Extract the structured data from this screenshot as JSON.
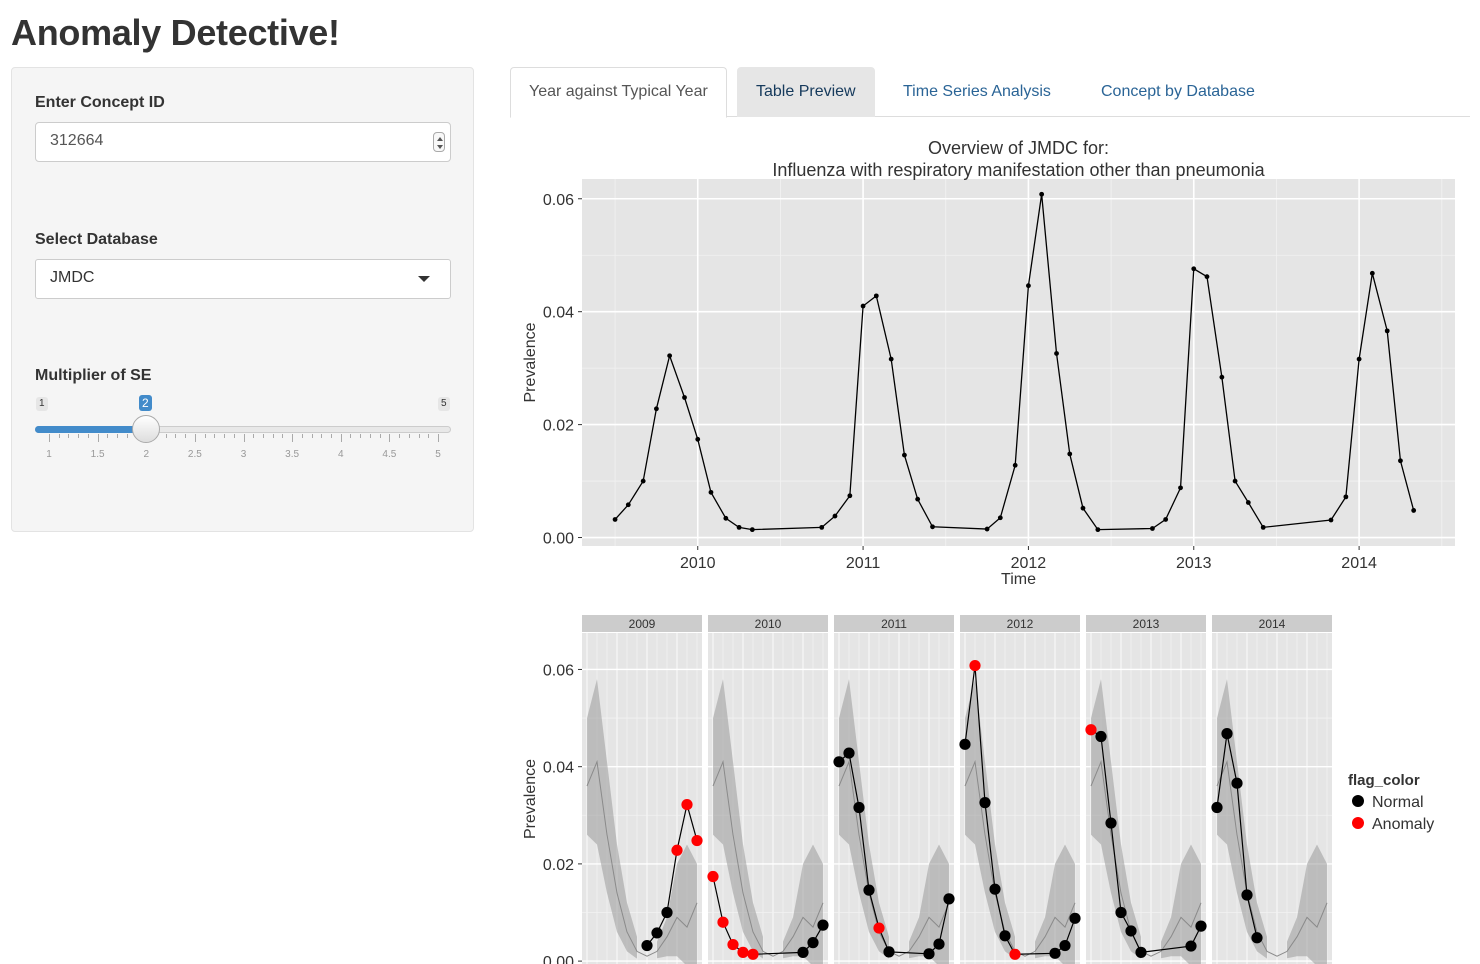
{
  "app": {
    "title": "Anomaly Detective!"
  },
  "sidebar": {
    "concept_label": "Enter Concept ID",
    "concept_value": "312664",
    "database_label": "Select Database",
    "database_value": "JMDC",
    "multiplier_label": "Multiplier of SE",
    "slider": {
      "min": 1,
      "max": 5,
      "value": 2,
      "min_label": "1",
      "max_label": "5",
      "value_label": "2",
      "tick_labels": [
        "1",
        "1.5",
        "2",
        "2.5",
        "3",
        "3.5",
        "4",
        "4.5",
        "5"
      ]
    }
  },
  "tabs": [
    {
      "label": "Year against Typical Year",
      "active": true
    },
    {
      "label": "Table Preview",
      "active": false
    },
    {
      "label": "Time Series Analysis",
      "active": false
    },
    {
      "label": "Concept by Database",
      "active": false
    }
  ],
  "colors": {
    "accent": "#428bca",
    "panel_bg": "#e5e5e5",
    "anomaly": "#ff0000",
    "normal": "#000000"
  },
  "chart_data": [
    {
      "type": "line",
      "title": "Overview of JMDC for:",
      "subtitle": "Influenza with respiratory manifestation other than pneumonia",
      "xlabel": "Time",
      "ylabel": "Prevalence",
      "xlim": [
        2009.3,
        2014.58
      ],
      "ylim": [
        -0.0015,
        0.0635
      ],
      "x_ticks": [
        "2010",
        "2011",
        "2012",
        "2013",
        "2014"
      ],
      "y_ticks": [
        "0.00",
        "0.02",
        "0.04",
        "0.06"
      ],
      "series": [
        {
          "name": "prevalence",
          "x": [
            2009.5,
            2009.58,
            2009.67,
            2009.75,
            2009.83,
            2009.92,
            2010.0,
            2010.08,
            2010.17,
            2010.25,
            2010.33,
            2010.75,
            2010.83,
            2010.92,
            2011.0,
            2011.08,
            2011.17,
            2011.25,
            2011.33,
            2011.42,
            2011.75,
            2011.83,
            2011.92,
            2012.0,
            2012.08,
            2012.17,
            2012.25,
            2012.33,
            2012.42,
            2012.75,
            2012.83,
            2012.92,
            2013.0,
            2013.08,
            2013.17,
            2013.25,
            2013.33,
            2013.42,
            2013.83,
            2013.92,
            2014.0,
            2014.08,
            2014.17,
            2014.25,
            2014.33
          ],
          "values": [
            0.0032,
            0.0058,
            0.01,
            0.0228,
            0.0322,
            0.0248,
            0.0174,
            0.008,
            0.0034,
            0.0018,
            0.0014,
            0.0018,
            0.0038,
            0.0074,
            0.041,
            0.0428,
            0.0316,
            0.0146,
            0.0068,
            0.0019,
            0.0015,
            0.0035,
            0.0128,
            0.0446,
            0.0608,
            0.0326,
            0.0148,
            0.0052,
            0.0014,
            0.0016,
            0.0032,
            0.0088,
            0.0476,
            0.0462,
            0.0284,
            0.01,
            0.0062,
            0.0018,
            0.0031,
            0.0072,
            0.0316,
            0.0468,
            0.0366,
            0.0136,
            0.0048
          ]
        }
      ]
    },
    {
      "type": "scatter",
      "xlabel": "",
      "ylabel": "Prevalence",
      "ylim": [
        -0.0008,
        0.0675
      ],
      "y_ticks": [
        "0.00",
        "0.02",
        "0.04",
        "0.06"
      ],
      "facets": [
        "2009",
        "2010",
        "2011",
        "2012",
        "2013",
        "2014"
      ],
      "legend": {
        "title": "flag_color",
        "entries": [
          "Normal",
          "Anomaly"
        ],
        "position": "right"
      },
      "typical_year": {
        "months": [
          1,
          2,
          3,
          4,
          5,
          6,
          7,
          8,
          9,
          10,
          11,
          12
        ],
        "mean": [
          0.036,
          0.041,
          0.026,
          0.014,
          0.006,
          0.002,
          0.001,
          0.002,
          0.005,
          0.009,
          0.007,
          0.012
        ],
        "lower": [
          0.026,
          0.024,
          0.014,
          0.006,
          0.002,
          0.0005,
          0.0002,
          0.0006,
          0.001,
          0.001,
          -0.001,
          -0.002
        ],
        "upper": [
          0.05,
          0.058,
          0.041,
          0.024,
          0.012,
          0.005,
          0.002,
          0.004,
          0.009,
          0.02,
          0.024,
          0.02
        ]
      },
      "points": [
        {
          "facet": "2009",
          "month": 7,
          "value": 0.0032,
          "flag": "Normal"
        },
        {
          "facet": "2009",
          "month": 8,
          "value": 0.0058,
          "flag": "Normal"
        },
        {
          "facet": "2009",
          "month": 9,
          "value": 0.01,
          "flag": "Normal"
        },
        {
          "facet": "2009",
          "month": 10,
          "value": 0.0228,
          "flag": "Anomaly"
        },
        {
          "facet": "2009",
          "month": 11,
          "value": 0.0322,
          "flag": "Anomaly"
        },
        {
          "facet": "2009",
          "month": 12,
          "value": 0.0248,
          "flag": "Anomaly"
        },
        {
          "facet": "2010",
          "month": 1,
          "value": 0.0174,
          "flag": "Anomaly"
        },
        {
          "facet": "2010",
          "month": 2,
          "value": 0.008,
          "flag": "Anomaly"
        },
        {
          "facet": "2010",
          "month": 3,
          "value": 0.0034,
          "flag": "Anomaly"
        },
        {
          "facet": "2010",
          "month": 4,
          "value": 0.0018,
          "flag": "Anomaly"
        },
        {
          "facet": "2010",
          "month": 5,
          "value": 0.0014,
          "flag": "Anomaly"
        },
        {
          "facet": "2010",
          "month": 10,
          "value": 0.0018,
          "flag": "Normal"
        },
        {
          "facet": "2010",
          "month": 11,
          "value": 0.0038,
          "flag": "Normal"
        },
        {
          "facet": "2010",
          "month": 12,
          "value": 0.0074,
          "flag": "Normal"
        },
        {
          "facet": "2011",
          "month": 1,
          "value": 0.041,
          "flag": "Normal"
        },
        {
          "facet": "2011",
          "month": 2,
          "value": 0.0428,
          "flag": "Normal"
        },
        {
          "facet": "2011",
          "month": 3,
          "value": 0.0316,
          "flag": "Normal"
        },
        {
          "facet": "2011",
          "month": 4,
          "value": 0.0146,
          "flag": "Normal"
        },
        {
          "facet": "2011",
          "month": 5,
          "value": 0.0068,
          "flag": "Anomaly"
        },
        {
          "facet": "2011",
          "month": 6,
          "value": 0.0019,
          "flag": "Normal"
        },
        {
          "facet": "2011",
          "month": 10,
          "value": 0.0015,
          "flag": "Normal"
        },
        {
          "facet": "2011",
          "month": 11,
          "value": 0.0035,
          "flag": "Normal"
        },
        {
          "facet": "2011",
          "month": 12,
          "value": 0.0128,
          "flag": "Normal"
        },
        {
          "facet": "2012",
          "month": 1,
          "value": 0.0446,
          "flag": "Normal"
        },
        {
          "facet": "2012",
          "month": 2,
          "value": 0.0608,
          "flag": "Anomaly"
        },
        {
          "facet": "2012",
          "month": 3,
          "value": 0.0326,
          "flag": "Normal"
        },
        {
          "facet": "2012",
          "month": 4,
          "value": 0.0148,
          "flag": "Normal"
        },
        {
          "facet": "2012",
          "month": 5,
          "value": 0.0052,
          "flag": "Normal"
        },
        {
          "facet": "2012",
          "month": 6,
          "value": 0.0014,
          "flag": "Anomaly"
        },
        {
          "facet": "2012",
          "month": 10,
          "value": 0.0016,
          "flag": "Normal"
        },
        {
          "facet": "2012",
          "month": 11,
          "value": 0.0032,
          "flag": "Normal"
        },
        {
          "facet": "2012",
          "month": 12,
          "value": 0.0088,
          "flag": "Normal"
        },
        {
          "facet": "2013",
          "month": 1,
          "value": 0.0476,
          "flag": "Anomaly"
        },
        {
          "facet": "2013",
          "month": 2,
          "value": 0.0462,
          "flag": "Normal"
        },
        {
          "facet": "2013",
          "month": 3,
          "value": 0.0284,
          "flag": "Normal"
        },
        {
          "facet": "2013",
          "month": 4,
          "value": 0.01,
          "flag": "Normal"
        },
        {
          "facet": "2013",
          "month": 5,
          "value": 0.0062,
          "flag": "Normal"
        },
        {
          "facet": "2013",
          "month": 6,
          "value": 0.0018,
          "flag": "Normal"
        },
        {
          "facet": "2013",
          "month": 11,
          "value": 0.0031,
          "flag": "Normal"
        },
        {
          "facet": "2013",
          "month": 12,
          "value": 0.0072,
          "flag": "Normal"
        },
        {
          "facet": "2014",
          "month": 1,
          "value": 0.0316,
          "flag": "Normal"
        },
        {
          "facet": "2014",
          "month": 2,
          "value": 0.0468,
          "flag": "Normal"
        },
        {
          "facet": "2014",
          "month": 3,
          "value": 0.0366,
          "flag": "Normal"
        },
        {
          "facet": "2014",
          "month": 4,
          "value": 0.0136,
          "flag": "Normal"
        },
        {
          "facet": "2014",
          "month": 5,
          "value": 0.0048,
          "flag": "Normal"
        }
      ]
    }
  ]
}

* **Goal of the exercise**
Count the lines in the records above that contain the word "JMDC", and give only the number.

* **Output below**
2